Will you write out all the entries below exactly?

* Data in this exercise:
---------------

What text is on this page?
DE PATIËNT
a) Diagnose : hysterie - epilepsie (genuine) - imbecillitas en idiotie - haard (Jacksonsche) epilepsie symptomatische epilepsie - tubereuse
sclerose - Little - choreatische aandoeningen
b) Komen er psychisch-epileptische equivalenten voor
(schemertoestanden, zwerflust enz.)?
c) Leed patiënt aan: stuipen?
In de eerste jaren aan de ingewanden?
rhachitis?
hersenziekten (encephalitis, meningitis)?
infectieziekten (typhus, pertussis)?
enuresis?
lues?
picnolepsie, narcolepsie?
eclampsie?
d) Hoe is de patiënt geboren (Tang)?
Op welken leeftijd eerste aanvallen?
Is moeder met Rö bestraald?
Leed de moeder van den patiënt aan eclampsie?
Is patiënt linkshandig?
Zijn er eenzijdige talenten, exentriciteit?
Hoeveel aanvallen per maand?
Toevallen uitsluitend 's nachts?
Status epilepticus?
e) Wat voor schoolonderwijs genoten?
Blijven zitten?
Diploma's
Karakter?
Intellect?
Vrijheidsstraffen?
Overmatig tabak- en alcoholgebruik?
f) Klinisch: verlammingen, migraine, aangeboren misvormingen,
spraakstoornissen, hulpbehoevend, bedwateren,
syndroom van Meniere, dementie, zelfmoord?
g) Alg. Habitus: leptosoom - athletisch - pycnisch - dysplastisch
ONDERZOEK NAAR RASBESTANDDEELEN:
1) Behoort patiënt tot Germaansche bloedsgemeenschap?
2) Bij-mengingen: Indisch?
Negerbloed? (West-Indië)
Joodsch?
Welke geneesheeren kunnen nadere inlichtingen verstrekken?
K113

---------------

* Answer for this exercise:
What text is on this page?
DE PATIËNT
a) Diagnose : hysterie - epilepsie (genuine) - imbecillitas en idiotie - haard (Jacksonsche) epilepsie symptomatische epilepsie - tubereuse
sclerose - Little - choreatische aandoeningen
b) Komen er psychisch-epileptische equivalenten voor
(schemertoestanden, zwerflust enz.)?
c) Leed patiënt aan: stuipen?
In de eerste jaren aan de ingewanden?
rhachitis?
hersenziekten (encephalitis, meningitis)?
infectieziekten (typhus, pertussis)?
enuresis?
lues?
picnolepsie, narcolepsie?
eclampsie?
d) Hoe is de patiënt geboren (Tang)?
Op welken leeftijd eerste aanvallen?
Is moeder met Rö bestraald?
Leed de moeder van den patiënt aan eclampsie?
Is patiënt linkshandig?
Zijn er eenzijdige talenten, exentriciteit?
Hoeveel aanvallen per maand?
Toevallen uitsluitend 's nachts?
Status epilepticus?
e) Wat voor schoolonderwijs genoten?
Blijven zitten?
Diploma's
Karakter?
Intellect?
Vrijheidsstraffen?
Overmatig tabak- en alcoholgebruik?
f) Klinisch: verlammingen, migraine, aangeboren misvormingen,
spraakstoornissen, hulpbehoevend, bedwateren,
syndroom van Meniere, dementie, zelfmoord?
g) Alg. Habitus: leptosoom - athletisch - pycnisch - dysplastisch
ONDERZOEK NAAR RASBESTANDDEELEN:
1) Behoort patiënt tot Germaansche bloedsgemeenschap?
2) Bij-mengingen: Indisch?
Negerbloed? (West-Indië)
Joodsch?
Welke geneesheeren kunnen nadere inlichtingen verstrekken?
K113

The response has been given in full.